## Begin LISTED ENTRIES

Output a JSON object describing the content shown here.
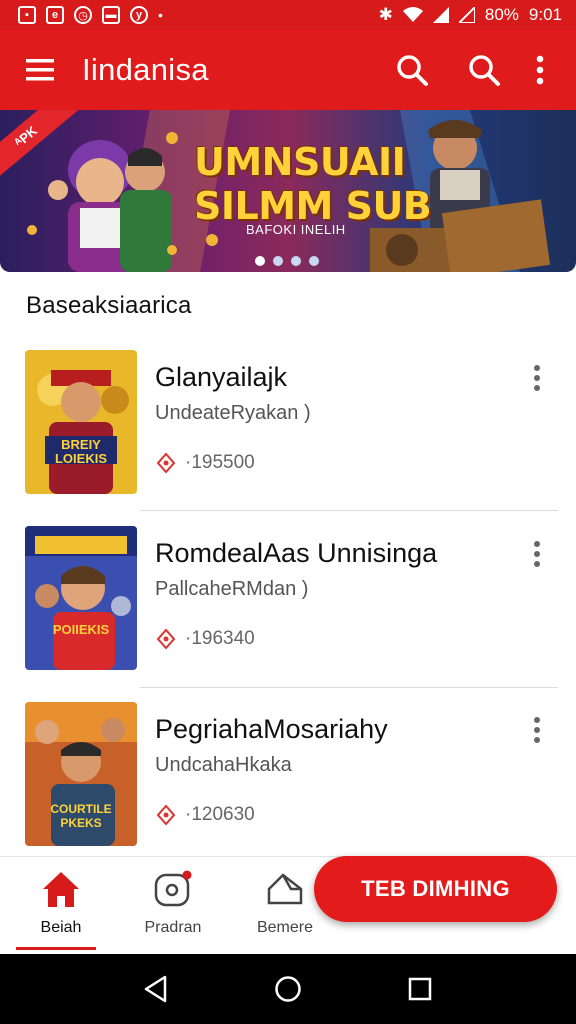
{
  "status_bar": {
    "battery": "80%",
    "time": "9:01"
  },
  "app_bar": {
    "title": "Iindanisa",
    "icons": [
      "menu-icon",
      "search-icon",
      "search-icon",
      "more-vertical-icon"
    ]
  },
  "banner": {
    "ribbon": "ᴬPK",
    "title_line1": "UMNSUAII",
    "title_line2": "SILMM SUB",
    "subtitle": "BAFOKI INELIH",
    "slide_count": 4,
    "active_slide": 1
  },
  "section": {
    "title": "Baseaksiaarica"
  },
  "items": [
    {
      "name": "Glanyailajk",
      "subtitle": "UndeateRyakan )",
      "meta": "·195500",
      "thumb_text": "BREIY\nLOIEKIS"
    },
    {
      "name": "RomdealAas Unnisinga",
      "subtitle": "PallcaheRMdan )",
      "meta": "·196340",
      "thumb_text": "POIIEKIS"
    },
    {
      "name": "PegriahaMosariahy",
      "subtitle": "UndcahaHkaka",
      "meta": "·120630",
      "thumb_text": "COURTILE\nPKEKS"
    }
  ],
  "bottom_nav": {
    "items": [
      {
        "label": "Beiah",
        "icon": "home-icon",
        "active": true
      },
      {
        "label": "Pradran",
        "icon": "notification-icon",
        "active": false
      },
      {
        "label": "Bemere",
        "icon": "house-outline-icon",
        "active": false
      }
    ],
    "fab_label": "TEB DIMHING"
  },
  "colors": {
    "primary": "#df1b1b",
    "status_bar": "#d71a1a",
    "fab": "#e31b1b"
  }
}
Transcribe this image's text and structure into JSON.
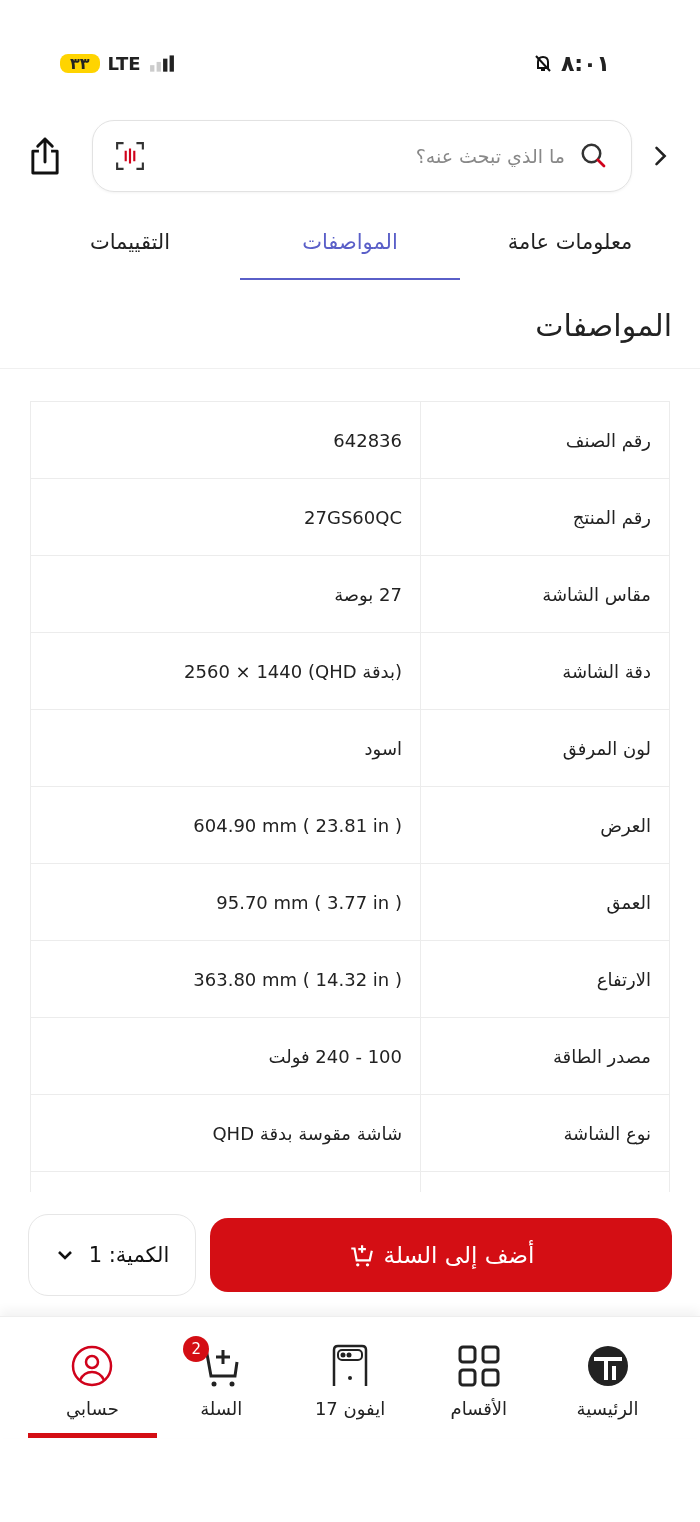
{
  "status_bar": {
    "time": "٨:٠١",
    "network": "LTE",
    "battery": "٣٣"
  },
  "search": {
    "placeholder": "ما الذي تبحث عنه؟"
  },
  "tabs": [
    {
      "label": "معلومات عامة",
      "selected": false
    },
    {
      "label": "المواصفات",
      "selected": true
    },
    {
      "label": "التقييمات",
      "selected": false
    }
  ],
  "section_title": "المواصفات",
  "specs": [
    {
      "label": "رقم الصنف",
      "value": "642836"
    },
    {
      "label": "رقم المنتج",
      "value": "27GS60QC"
    },
    {
      "label": "مقاس الشاشة",
      "value": "27 بوصة"
    },
    {
      "label": "دقة الشاشة",
      "value": "2560 × 1440 (QHD بدقة)"
    },
    {
      "label": "لون المرفق",
      "value": "اسود"
    },
    {
      "label": "العرض",
      "value": "604.90 mm ( 23.81 in )"
    },
    {
      "label": "العمق",
      "value": "95.70 mm ( 3.77 in )"
    },
    {
      "label": "الارتفاع",
      "value": "363.80 mm ( 14.32 in )"
    },
    {
      "label": "مصدر الطاقة",
      "value": "100 - 240 فولت"
    },
    {
      "label": "نوع الشاشة",
      "value": "شاشة مقوسة بدقة QHD"
    }
  ],
  "add_to_cart": "أضف إلى السلة",
  "quantity": "الكمية: 1",
  "nav": [
    {
      "label": "الرئيسية",
      "selected": false
    },
    {
      "label": "الأقسام",
      "selected": false
    },
    {
      "label": "ايفون 17",
      "selected": false
    },
    {
      "label": "السلة",
      "selected": false,
      "badge": "2"
    },
    {
      "label": "حسابي",
      "selected": true
    }
  ]
}
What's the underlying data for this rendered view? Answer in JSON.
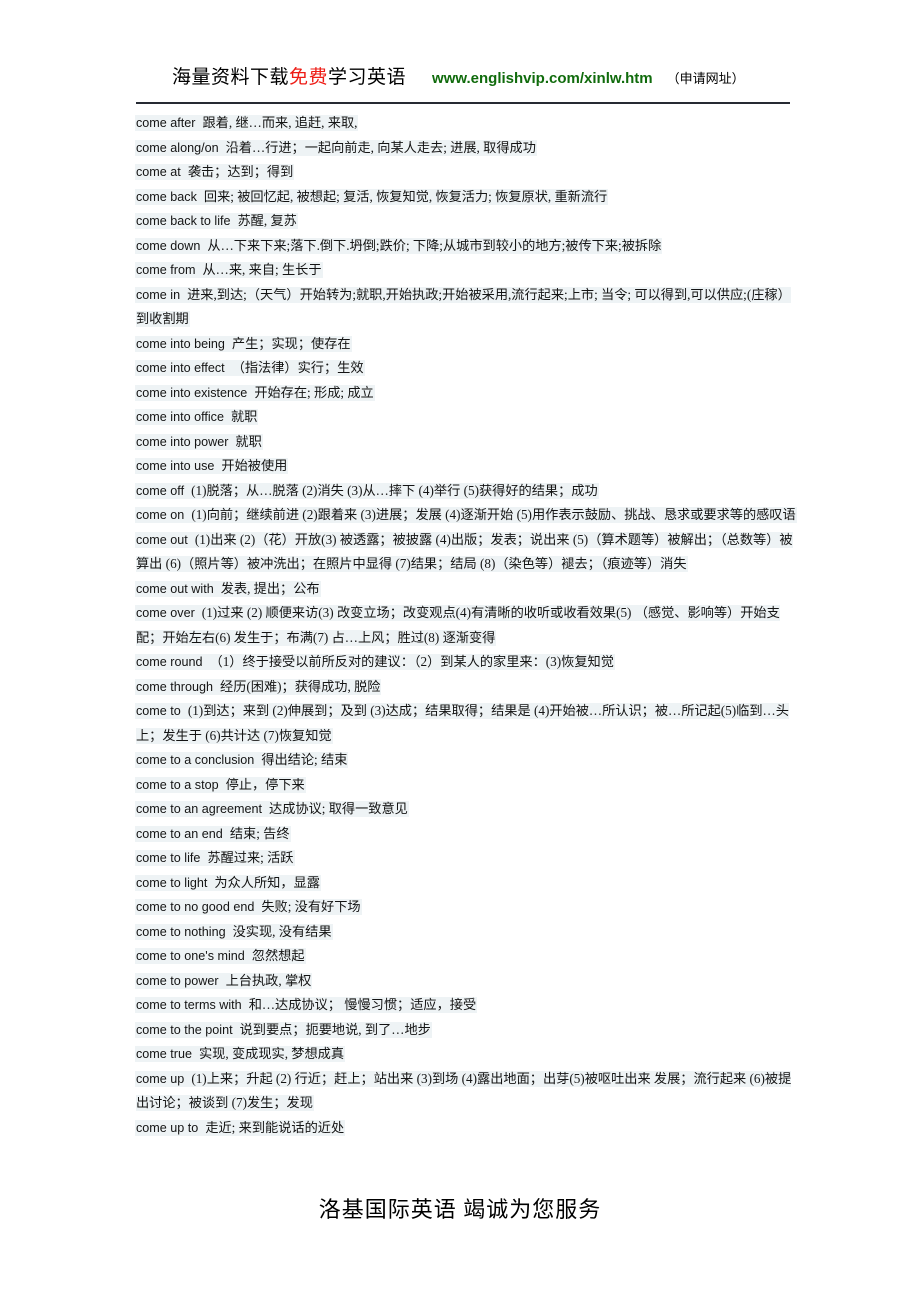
{
  "header": {
    "cn_lead": "海量资料下载",
    "cn_red": "免费",
    "cn_tail": "学习英语",
    "url": "www.englishvip.com/xinlw.htm",
    "note": "（申请网址）",
    "red_color": "#ee1c16",
    "url_color": "#106b0c"
  },
  "highlight_color": "#eef3f5",
  "entries": [
    {
      "term": "come after",
      "def": "跟着, 继…而来, 追赶, 来取,"
    },
    {
      "term": "come along/on",
      "def": "沿着…行进；一起向前走, 向某人走去; 进展, 取得成功"
    },
    {
      "term": "come at",
      "def": "袭击；达到；得到"
    },
    {
      "term": "come back",
      "def": "回来; 被回忆起, 被想起; 复活, 恢复知觉, 恢复活力; 恢复原状, 重新流行"
    },
    {
      "term": "come back to life",
      "def": "苏醒, 复苏"
    },
    {
      "term": "come down",
      "def": "从…下来下来;落下.倒下.坍倒;跌价; 下降;从城市到较小的地方;被传下来;被拆除"
    },
    {
      "term": "come from",
      "def": "从…来, 来自; 生长于"
    },
    {
      "term": "come in",
      "def": "进来,到达;（天气）开始转为;就职,开始执政;开始被采用,流行起来;上市; 当令; 可以得到,可以供应;(庄稼）到收割期"
    },
    {
      "term": "come into being",
      "def": "产生；实现；使存在"
    },
    {
      "term": "come into effect",
      "def": "（指法律）实行；生效"
    },
    {
      "term": "come into existence",
      "def": "开始存在; 形成; 成立"
    },
    {
      "term": "come into office",
      "def": "就职"
    },
    {
      "term": "come into power",
      "def": "就职"
    },
    {
      "term": "come into use",
      "def": "开始被使用"
    },
    {
      "term": "come off",
      "def": "(1)脱落；从…脱落 (2)消失 (3)从…摔下 (4)举行 (5)获得好的结果；成功"
    },
    {
      "term": "come on",
      "def": "(1)向前；继续前进 (2)跟着来 (3)进展；发展 (4)逐渐开始 (5)用作表示鼓励、挑战、恳求或要求等的感叹语"
    },
    {
      "term": "come out",
      "def": "(1)出来 (2)（花）开放(3) 被透露；被披露 (4)出版；发表；说出来 (5)（算术题等）被解出；（总数等）被算出 (6)（照片等）被冲洗出；在照片中显得 (7)结果；结局 (8)（染色等）褪去；（痕迹等）消失"
    },
    {
      "term": "come out with",
      "def": "发表, 提出；公布"
    },
    {
      "term": "come over",
      "def": "(1)过来 (2) 顺便来访(3) 改变立场；改变观点(4)有清晰的收听或收看效果(5) （感觉、影响等）开始支配；开始左右(6) 发生于；布满(7) 占…上风；胜过(8) 逐渐变得"
    },
    {
      "term": "come round",
      "def": "（1）终于接受以前所反对的建议：（2）到某人的家里来：(3)恢复知觉"
    },
    {
      "term": "come through",
      "def": "经历(困难)；获得成功, 脱险"
    },
    {
      "term": "come to",
      "def": "(1)到达；来到 (2)伸展到；及到 (3)达成；结果取得；结果是 (4)开始被…所认识；被…所记起(5)临到…头上；发生于 (6)共计达 (7)恢复知觉"
    },
    {
      "term": "come to a conclusion",
      "def": "得出结论; 结束"
    },
    {
      "term": "come to a stop",
      "def": "停止，停下来"
    },
    {
      "term": "come to an agreement",
      "def": "达成协议; 取得一致意见"
    },
    {
      "term": "come to an end",
      "def": "结束; 告终"
    },
    {
      "term": "come to life",
      "def": "苏醒过来; 活跃"
    },
    {
      "term": "come to light",
      "def": "为众人所知，显露"
    },
    {
      "term": "come to no good end",
      "def": "失败; 没有好下场"
    },
    {
      "term": "come to nothing",
      "def": "没实现, 没有结果"
    },
    {
      "term": "come to one's mind",
      "def": "忽然想起"
    },
    {
      "term": "come to power",
      "def": "上台执政, 掌权"
    },
    {
      "term": "come to terms with",
      "def": "和…达成协议； 慢慢习惯；适应，接受"
    },
    {
      "term": "come to the point",
      "def": "说到要点；扼要地说, 到了…地步"
    },
    {
      "term": "come true",
      "def": "实现, 变成现实, 梦想成真"
    },
    {
      "term": "come up",
      "def": "(1)上来；升起 (2) 行近；赶上；站出来 (3)到场 (4)露出地面；出芽(5)被呕吐出来 发展；流行起来 (6)被提出讨论；被谈到 (7)发生；发现"
    },
    {
      "term": "come up to",
      "def": "走近; 来到能说话的近处"
    }
  ],
  "footer": {
    "text": "洛基国际英语    竭诚为您服务"
  }
}
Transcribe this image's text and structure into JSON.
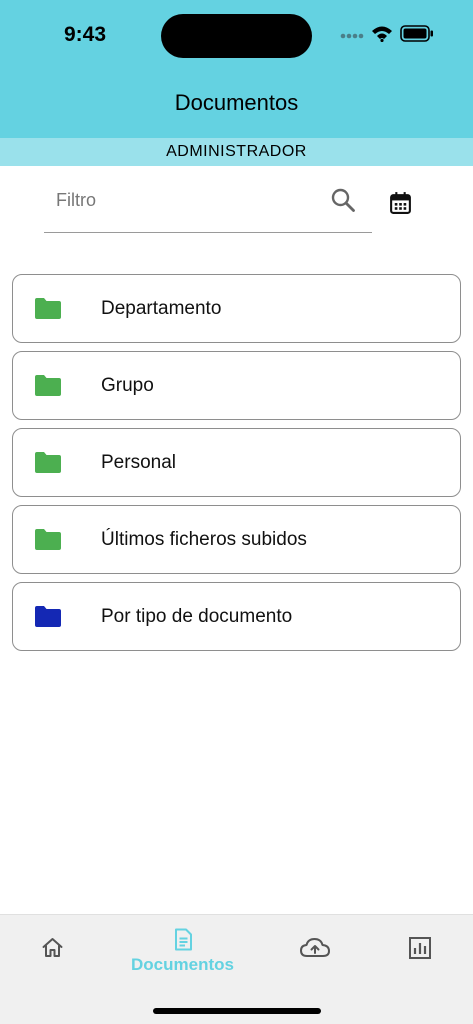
{
  "status_bar": {
    "time": "9:43"
  },
  "header": {
    "title": "Documentos",
    "role": "ADMINISTRADOR"
  },
  "filter": {
    "placeholder": "Filtro",
    "value": ""
  },
  "folders": [
    {
      "label": "Departamento",
      "color": "#4caf50"
    },
    {
      "label": "Grupo",
      "color": "#4caf50"
    },
    {
      "label": "Personal",
      "color": "#4caf50"
    },
    {
      "label": "Últimos ficheros subidos",
      "color": "#4caf50"
    },
    {
      "label": "Por tipo de documento",
      "color": "#1428b4"
    }
  ],
  "bottom_nav": {
    "active_label": "Documentos",
    "items": [
      "home-icon",
      "document-icon",
      "cloud-upload-icon",
      "chart-icon"
    ]
  },
  "colors": {
    "accent": "#64d2e1",
    "role_bar": "#9ae1eb",
    "folder_green": "#4caf50",
    "folder_blue": "#1428b4"
  }
}
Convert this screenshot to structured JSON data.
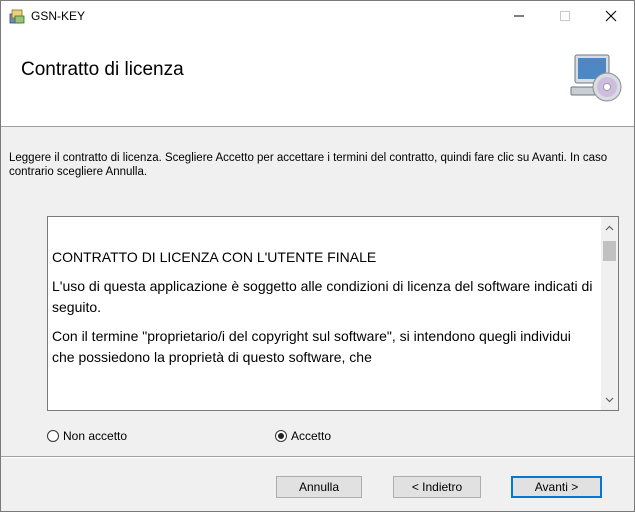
{
  "window": {
    "title": "GSN-KEY"
  },
  "header": {
    "title": "Contratto di licenza"
  },
  "instructions": "Leggere il contratto di licenza. Scegliere Accetto per accettare i termini del contratto, quindi fare clic su Avanti. In caso contrario scegliere Annulla.",
  "eula": {
    "paragraphs": [
      "CONTRATTO DI LICENZA CON L'UTENTE FINALE",
      "L'uso di questa applicazione è soggetto alle condizioni di licenza del software indicati di seguito.",
      "Con il termine \"proprietario/i del copyright sul software\", si intendono quegli individui che possiedono la proprietà di questo software, che"
    ]
  },
  "options": {
    "decline_label": "Non accetto",
    "accept_label": "Accetto",
    "selected": "accept"
  },
  "buttons": {
    "cancel": "Annulla",
    "back": "< Indietro",
    "next": "Avanti >"
  },
  "colors": {
    "accent": "#0078d7",
    "window_bg": "#f0f0f0"
  },
  "icons": {
    "app": "installer-package-icon",
    "header": "computer-cd-icon"
  }
}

## End LISTED ENTRIES

DIRECTIONS FOR THIS TASK: Among the entries, how many lines include the word "data"? Answer with a single number and nothing further.

SOLUTION TO THIS PROBLEM: 2